## Begin
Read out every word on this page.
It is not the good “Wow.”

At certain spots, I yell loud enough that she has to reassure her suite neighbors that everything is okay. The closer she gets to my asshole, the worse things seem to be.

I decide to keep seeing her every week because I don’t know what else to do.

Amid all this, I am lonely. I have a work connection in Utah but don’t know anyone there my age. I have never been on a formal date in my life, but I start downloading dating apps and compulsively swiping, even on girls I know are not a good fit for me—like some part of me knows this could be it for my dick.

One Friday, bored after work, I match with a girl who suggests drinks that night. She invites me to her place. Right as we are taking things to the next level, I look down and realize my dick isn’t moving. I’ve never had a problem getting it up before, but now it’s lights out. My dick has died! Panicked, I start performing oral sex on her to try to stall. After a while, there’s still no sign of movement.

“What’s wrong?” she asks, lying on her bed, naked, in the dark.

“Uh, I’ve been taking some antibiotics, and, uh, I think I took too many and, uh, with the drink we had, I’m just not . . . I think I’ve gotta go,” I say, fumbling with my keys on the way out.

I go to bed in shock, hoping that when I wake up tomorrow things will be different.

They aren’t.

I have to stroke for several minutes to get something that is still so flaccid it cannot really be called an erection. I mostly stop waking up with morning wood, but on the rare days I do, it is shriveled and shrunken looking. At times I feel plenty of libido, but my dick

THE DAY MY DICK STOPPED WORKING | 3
## End
*INSTRUCTION*. From the listing above, copy every line that includes the word "still".

*EXERCISE ANSWER*.
One Friday, bored after work, I match with a girl who suggests drinks that night. She invites me to her place. Right as we are taking things to the next level, I look down and realize my dick isn’t moving. I’ve never had a problem getting it up before, but now it’s lights out. My dick has died! Panicked, I start performing oral sex on her to try to stall. After a while, there’s still no sign of movement.
I have to stroke for several minutes to get something that is still so flaccid it cannot really be called an erection. I mostly stop waking up with morning wood, but on the rare days I do, it is shriveled and shrunken looking. At times I feel plenty of libido, but my dick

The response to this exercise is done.